§ WHAT IS ASKED:
Answer with nothing but a number: how many lines include the word "this"?

§ DATA SECTION:
::::::
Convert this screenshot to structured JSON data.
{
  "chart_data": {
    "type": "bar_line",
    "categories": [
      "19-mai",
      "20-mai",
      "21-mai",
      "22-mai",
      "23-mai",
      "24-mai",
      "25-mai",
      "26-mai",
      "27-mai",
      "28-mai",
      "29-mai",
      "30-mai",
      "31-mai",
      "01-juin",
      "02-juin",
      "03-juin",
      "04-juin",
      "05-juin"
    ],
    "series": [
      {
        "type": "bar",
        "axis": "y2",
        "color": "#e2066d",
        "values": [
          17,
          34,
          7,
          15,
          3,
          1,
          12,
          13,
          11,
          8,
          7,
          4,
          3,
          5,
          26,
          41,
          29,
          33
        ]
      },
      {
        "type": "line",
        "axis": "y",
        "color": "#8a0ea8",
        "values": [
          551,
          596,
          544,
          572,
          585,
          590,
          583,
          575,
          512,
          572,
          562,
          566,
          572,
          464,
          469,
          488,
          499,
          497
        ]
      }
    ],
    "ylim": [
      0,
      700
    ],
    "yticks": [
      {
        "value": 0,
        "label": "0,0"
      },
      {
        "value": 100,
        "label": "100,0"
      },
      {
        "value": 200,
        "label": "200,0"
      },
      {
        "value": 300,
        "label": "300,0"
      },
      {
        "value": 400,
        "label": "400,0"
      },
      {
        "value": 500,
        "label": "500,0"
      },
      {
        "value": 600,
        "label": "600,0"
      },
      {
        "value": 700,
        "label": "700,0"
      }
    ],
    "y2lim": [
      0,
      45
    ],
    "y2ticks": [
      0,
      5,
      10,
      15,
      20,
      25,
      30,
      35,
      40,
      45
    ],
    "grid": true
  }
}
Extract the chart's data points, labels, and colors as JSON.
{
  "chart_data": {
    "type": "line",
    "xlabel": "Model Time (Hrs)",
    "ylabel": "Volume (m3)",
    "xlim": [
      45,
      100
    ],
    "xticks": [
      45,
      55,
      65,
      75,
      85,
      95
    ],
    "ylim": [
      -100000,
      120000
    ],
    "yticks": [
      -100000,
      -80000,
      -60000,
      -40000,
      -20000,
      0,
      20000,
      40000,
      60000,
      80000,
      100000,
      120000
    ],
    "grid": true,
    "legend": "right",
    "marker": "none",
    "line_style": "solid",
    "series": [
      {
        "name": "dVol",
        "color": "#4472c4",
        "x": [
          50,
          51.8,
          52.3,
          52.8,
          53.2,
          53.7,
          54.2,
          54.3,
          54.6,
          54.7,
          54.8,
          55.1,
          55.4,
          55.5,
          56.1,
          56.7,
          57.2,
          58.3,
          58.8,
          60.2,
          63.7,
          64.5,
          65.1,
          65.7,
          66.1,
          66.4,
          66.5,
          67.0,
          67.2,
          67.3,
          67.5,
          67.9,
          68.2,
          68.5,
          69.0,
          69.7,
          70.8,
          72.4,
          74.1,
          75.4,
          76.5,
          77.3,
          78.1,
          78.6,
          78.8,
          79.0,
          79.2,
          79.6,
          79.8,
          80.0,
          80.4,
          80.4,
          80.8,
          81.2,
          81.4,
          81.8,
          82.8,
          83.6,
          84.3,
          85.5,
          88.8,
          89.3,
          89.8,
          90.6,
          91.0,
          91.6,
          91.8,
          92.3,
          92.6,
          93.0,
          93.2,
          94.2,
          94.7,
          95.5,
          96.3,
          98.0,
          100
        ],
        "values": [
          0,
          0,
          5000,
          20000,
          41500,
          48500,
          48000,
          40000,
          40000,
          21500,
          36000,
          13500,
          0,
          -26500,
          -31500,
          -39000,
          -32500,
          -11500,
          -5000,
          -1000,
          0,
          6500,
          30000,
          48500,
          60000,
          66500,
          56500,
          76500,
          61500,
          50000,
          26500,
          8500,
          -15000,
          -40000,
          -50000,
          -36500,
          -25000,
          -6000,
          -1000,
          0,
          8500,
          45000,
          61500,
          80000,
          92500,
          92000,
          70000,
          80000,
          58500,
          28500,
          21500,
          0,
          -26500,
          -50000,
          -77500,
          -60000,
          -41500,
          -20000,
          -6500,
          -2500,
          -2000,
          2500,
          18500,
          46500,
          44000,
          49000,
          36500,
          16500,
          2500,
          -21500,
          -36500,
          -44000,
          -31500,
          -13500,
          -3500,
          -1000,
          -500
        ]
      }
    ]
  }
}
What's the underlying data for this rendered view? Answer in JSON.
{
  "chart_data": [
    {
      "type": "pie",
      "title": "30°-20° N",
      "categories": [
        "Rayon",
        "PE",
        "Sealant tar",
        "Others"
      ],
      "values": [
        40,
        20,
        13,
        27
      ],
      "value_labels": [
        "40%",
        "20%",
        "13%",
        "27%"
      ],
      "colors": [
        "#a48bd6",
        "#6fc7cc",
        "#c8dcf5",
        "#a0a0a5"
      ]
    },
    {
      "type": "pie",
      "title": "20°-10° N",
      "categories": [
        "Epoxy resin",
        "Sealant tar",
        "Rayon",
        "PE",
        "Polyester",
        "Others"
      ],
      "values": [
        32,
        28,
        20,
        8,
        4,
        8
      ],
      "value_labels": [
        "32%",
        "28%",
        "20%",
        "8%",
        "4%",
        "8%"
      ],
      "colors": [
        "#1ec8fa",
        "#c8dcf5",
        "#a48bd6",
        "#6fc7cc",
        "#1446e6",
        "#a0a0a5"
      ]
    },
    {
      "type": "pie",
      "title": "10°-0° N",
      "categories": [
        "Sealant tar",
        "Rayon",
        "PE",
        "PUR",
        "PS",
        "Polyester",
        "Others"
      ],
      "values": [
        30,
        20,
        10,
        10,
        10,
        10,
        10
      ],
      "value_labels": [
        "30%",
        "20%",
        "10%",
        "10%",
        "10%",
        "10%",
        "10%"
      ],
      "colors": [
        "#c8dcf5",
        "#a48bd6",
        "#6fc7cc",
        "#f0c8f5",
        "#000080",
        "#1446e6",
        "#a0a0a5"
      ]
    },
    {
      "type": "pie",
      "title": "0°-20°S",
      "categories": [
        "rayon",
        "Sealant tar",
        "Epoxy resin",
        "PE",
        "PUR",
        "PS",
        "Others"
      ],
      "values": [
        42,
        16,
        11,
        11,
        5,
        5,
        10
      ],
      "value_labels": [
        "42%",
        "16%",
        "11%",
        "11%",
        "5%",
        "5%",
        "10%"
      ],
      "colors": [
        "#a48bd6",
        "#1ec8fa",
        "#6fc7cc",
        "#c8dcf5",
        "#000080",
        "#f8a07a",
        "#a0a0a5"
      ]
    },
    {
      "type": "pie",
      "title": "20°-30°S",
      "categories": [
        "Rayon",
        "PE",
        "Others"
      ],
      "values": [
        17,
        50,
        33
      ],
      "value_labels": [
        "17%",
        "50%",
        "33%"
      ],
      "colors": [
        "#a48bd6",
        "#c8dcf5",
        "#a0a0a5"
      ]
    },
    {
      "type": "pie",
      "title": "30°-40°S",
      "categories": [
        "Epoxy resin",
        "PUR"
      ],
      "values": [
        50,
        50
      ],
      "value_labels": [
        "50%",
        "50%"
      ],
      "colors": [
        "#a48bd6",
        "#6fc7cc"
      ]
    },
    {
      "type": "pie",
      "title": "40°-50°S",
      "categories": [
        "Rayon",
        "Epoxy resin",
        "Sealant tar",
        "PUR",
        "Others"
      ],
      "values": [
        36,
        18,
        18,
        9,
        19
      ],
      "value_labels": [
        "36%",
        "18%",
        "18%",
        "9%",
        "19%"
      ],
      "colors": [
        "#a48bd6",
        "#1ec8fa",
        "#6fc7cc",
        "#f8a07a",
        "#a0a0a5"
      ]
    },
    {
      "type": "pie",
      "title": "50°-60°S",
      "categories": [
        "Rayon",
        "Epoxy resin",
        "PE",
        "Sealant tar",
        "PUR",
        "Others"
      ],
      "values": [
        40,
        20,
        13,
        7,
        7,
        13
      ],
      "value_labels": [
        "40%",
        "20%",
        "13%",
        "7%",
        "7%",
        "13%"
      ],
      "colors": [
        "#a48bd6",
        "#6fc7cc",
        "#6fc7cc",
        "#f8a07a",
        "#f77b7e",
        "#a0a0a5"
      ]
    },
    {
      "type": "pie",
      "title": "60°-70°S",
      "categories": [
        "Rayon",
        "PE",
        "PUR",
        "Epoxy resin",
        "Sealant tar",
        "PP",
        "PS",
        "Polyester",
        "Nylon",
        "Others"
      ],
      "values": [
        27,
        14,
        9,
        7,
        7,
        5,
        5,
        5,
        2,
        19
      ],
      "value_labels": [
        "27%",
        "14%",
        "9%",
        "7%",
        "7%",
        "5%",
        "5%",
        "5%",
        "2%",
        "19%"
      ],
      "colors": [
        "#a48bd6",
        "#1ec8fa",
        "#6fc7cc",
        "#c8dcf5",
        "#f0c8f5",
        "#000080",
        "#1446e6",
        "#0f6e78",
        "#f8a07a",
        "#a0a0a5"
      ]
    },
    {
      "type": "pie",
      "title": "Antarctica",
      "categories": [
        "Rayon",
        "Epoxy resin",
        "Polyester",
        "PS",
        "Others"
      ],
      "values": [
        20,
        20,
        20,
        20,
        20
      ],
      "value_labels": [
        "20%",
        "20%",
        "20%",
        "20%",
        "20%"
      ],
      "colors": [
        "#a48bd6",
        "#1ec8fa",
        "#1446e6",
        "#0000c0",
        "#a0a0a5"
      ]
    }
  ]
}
::::::
§ COMPLETE OUTPUT:
2